▸ Excerpted records

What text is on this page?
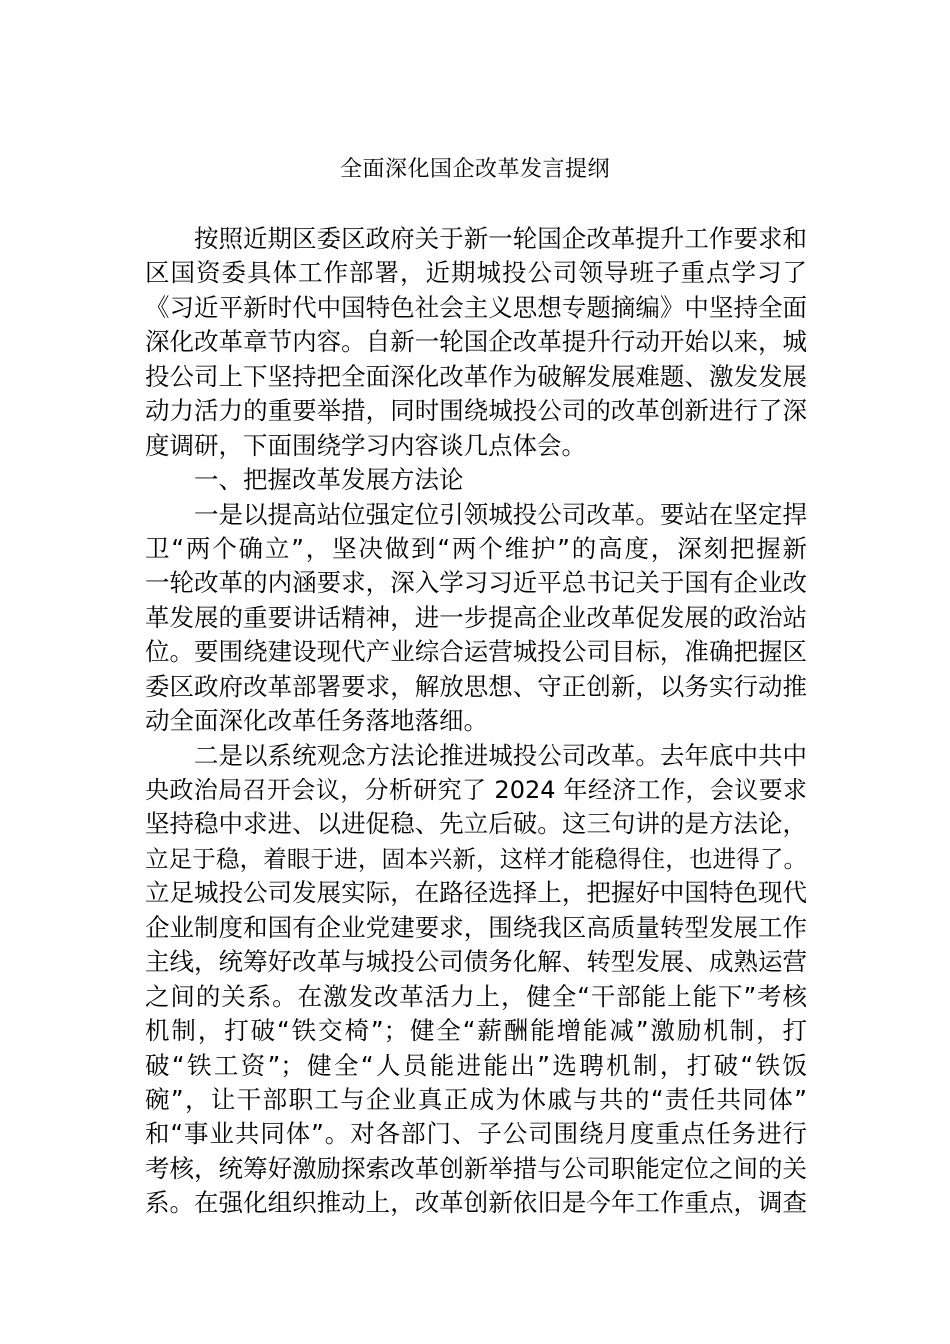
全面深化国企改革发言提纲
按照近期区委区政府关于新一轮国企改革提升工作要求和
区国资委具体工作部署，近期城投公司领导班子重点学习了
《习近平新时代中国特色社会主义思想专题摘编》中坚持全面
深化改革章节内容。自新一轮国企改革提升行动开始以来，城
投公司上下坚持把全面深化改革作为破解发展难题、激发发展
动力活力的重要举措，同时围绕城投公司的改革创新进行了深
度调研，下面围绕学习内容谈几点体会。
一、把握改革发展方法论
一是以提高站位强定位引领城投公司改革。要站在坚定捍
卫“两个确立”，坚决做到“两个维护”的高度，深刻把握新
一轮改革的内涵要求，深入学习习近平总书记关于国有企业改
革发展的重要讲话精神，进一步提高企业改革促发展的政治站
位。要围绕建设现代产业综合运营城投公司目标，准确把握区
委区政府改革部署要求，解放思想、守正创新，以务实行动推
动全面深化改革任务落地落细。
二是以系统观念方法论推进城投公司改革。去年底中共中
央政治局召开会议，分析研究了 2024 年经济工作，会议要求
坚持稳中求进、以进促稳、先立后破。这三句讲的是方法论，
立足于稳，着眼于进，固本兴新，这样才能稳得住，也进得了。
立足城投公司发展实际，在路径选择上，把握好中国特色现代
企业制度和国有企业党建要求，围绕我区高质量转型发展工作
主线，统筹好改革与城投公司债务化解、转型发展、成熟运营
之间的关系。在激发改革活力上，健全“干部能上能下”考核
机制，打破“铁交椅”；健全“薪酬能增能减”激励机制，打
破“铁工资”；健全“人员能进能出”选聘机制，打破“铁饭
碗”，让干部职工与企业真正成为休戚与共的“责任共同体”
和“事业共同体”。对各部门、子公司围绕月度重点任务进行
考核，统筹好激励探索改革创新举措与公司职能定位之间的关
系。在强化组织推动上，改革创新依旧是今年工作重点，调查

▸ Instructions for the task
Copy all the records above exactly, but leave out the pictures.

▸ Complete response
What text is on this page?
全面深化国企改革发言提纲
按照近期区委区政府关于新一轮国企改革提升工作要求和
区国资委具体工作部署，近期城投公司领导班子重点学习了
《习近平新时代中国特色社会主义思想专题摘编》中坚持全面
深化改革章节内容。自新一轮国企改革提升行动开始以来，城
投公司上下坚持把全面深化改革作为破解发展难题、激发发展
动力活力的重要举措，同时围绕城投公司的改革创新进行了深
度调研，下面围绕学习内容谈几点体会。
一、把握改革发展方法论
一是以提高站位强定位引领城投公司改革。要站在坚定捍
卫“两个确立”，坚决做到“两个维护”的高度，深刻把握新
一轮改革的内涵要求，深入学习习近平总书记关于国有企业改
革发展的重要讲话精神，进一步提高企业改革促发展的政治站
位。要围绕建设现代产业综合运营城投公司目标，准确把握区
委区政府改革部署要求，解放思想、守正创新，以务实行动推
动全面深化改革任务落地落细。
二是以系统观念方法论推进城投公司改革。去年底中共中
央政治局召开会议，分析研究了 2024 年经济工作，会议要求
坚持稳中求进、以进促稳、先立后破。这三句讲的是方法论，
立足于稳，着眼于进，固本兴新，这样才能稳得住，也进得了。
立足城投公司发展实际，在路径选择上，把握好中国特色现代
企业制度和国有企业党建要求，围绕我区高质量转型发展工作
主线，统筹好改革与城投公司债务化解、转型发展、成熟运营
之间的关系。在激发改革活力上，健全“干部能上能下”考核
机制，打破“铁交椅”；健全“薪酬能增能减”激励机制，打
破“铁工资”；健全“人员能进能出”选聘机制，打破“铁饭
碗”，让干部职工与企业真正成为休戚与共的“责任共同体”
和“事业共同体”。对各部门、子公司围绕月度重点任务进行
考核，统筹好激励探索改革创新举措与公司职能定位之间的关
系。在强化组织推动上，改革创新依旧是今年工作重点，调查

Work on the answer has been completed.